-- Begin --

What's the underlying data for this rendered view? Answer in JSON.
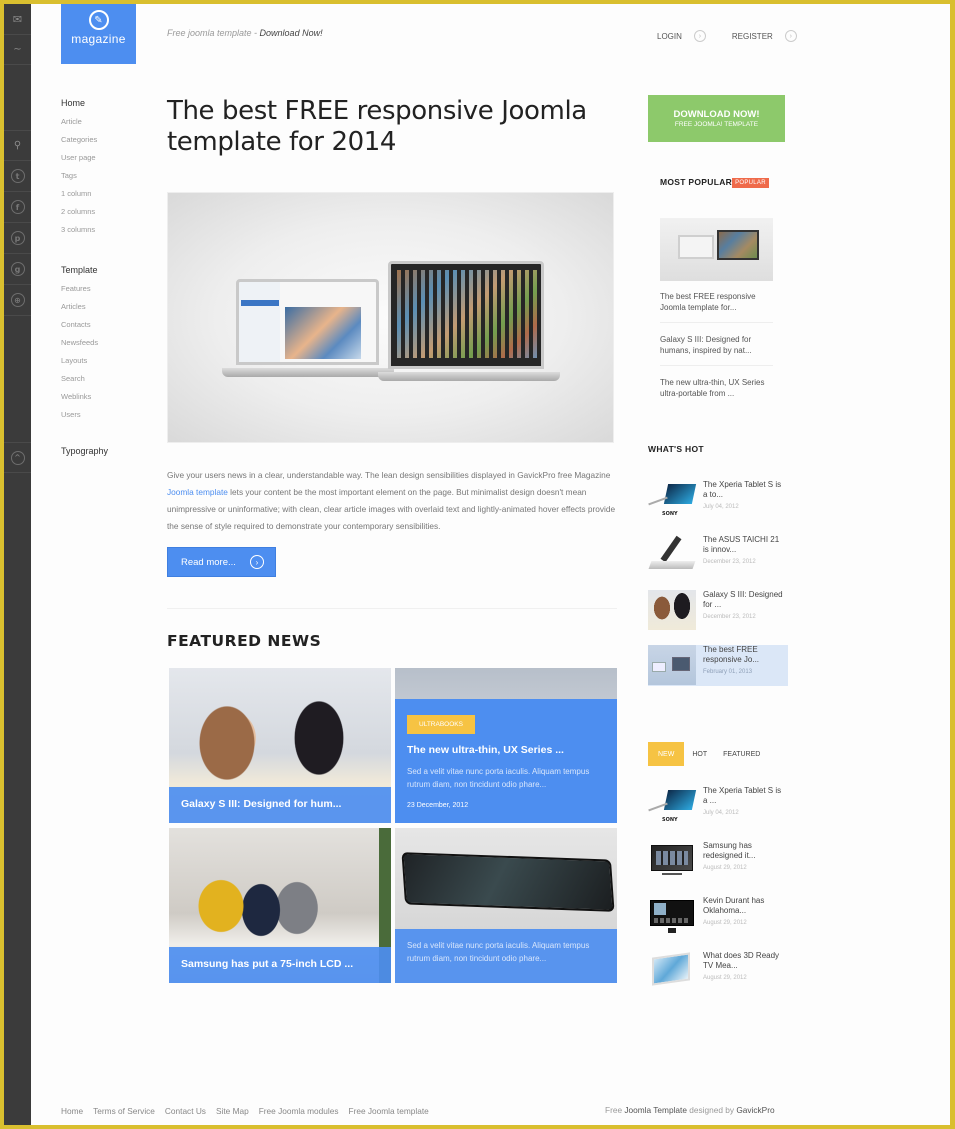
{
  "header": {
    "logo_text": "magazine",
    "tagline_prefix": "Free joomla template - ",
    "tagline_link": "Download Now!",
    "login": "LOGIN",
    "register": "REGISTER"
  },
  "side_bar_icons": [
    "mail-icon",
    "rss-icon",
    "search-icon",
    "twitter-icon",
    "facebook-icon",
    "pinterest-icon",
    "google-plus-icon",
    "globe-icon",
    "scroll-top-icon"
  ],
  "left_nav": {
    "groups": [
      {
        "title": "Home",
        "items": [
          "Article",
          "Categories",
          "User page",
          "Tags",
          "1 column",
          "2 columns",
          "3 columns"
        ]
      },
      {
        "title": "Template",
        "items": [
          "Features",
          "Articles",
          "Contacts",
          "Newsfeeds",
          "Layouts",
          "Search",
          "Weblinks",
          "Users"
        ]
      },
      {
        "title": "Typography",
        "items": []
      }
    ]
  },
  "main": {
    "title": "The best FREE responsive Joomla template for 2014",
    "text_before_link": "Give your users news in a clear, understandable way. The lean design sensibilities displayed in GavickPro free Magazine ",
    "text_link": "Joomla template",
    "text_after_link": " lets your content be the most important element on the page. But minimalist design doesn't mean unimpressive or uninformative; with clean, clear article images with overlaid text and lightly-animated hover effects provide the sense of style required to demonstrate your contemporary sensibilities.",
    "read_more": "Read more..."
  },
  "featured": {
    "title": "FEATURED NEWS",
    "tiles": [
      {
        "title": "Galaxy S III: Designed for hum..."
      },
      {
        "badge": "ULTRABOOKS",
        "title": "The new ultra-thin, UX Series ...",
        "desc": "Sed a velit vitae nunc porta iaculis. Aliquam tempus rutrum diam, non tincidunt odio phare...",
        "date": "23 December, 2012"
      },
      {
        "title": "Samsung has put a 75-inch LCD ..."
      },
      {
        "desc": "Sed a velit vitae nunc porta iaculis. Aliquam tempus rutrum diam, non tincidunt odio phare..."
      }
    ]
  },
  "right": {
    "download": {
      "line1": "DOWNLOAD NOW!",
      "line2": "FREE JOOMLA! TEMPLATE"
    },
    "most_popular": {
      "title": "MOST POPULAR",
      "badge": "POPULAR",
      "links": [
        "The best FREE responsive Joomla template for...",
        "Galaxy S III: Designed for humans, inspired by nat...",
        "The new ultra-thin, UX Series ultra-portable from ..."
      ]
    },
    "whats_hot": {
      "title": "WHAT'S HOT",
      "items": [
        {
          "title": "The Xperia Tablet S is a to...",
          "date": "July 04, 2012"
        },
        {
          "title": "The ASUS TAICHI 21 is innov...",
          "date": "December 23, 2012"
        },
        {
          "title": "Galaxy S III: Designed for ...",
          "date": "December 23, 2012"
        },
        {
          "title": "The best FREE responsive Jo...",
          "date": "February 01, 2013"
        }
      ]
    },
    "tabs": {
      "labels": [
        "NEW",
        "HOT",
        "FEATURED"
      ],
      "active": "NEW",
      "items": [
        {
          "title": "The Xperia Tablet S is a ...",
          "date": "July 04, 2012"
        },
        {
          "title": "Samsung has redesigned it...",
          "date": "August 29, 2012"
        },
        {
          "title": "Kevin Durant has Oklahoma...",
          "date": "August 29, 2012"
        },
        {
          "title": "What does 3D Ready TV Mea...",
          "date": "August 29, 2012"
        }
      ]
    }
  },
  "footer": {
    "links": [
      "Home",
      "Terms of Service",
      "Contact Us",
      "Site Map",
      "Free Joomla modules",
      "Free Joomla template"
    ],
    "credit_prefix": "Free ",
    "credit_link": "Joomla Template",
    "credit_mid": " designed by ",
    "credit_brand": "GavickPro"
  },
  "colors": {
    "accent_blue": "#4d8ef0",
    "download_green": "#8dc96b",
    "badge_yellow": "#f6c343",
    "popular_red": "#ef6a4a",
    "frame_border": "#d9bf2f"
  }
}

-- End --

### Problem requirements
Look through the records and gather every line containing "clear".

### Result of this task
    "text_before_link": "Give your users news in a clear, understandable way. The lean design sensibilities displayed in GavickPro free Magazine ",
    "text_after_link": " lets your content be the most important element on the page. But minimalist design doesn't mean unimpressive or uninformative; with clean, clear article images with overlaid text and lightly-animated hover effects provide the sense of style required to demonstrate your contemporary sensibilities.",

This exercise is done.